[Dataset records start]

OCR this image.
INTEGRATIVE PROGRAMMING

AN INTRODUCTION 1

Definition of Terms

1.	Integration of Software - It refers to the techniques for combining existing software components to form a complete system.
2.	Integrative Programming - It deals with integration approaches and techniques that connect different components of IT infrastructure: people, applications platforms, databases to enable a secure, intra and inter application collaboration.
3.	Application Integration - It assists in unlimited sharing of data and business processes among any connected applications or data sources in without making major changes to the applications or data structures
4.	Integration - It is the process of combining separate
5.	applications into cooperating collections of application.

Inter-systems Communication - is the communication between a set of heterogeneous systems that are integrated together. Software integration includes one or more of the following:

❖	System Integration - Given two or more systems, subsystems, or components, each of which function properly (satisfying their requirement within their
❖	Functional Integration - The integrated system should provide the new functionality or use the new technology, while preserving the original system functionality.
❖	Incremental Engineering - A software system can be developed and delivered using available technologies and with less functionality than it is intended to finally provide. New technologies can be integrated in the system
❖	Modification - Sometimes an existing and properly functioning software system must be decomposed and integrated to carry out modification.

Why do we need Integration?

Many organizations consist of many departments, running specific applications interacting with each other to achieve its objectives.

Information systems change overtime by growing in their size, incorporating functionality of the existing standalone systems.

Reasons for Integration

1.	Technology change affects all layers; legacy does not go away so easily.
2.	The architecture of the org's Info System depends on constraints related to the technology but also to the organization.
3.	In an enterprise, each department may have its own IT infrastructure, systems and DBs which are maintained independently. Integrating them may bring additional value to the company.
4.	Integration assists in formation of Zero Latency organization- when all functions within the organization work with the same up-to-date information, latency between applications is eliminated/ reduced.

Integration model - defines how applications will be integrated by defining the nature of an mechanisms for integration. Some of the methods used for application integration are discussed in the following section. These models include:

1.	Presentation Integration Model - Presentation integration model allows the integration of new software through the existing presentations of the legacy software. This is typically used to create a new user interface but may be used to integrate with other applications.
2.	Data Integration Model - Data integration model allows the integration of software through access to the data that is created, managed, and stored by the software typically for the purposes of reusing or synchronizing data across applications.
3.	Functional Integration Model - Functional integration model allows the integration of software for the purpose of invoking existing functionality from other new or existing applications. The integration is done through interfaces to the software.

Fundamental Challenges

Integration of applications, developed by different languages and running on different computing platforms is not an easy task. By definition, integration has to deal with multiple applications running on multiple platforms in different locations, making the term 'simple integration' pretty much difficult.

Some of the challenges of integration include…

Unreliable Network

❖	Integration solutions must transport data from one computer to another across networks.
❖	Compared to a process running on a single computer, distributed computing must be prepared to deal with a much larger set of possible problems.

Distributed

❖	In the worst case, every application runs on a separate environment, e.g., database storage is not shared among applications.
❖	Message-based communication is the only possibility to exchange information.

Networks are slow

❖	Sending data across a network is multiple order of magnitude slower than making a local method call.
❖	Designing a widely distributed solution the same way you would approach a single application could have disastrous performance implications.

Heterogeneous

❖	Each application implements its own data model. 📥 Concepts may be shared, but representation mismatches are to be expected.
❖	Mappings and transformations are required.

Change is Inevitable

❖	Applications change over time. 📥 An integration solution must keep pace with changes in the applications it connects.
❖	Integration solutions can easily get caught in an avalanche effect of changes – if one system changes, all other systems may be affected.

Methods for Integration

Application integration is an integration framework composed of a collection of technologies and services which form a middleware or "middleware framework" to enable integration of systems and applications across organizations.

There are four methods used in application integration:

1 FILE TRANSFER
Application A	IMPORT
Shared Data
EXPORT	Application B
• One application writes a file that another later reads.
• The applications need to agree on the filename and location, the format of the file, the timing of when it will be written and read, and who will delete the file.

[Dataset records end]

_Work to do_
Lines holding the word "computing" should be counted across the entries; state only how many there are.

_Reply_
2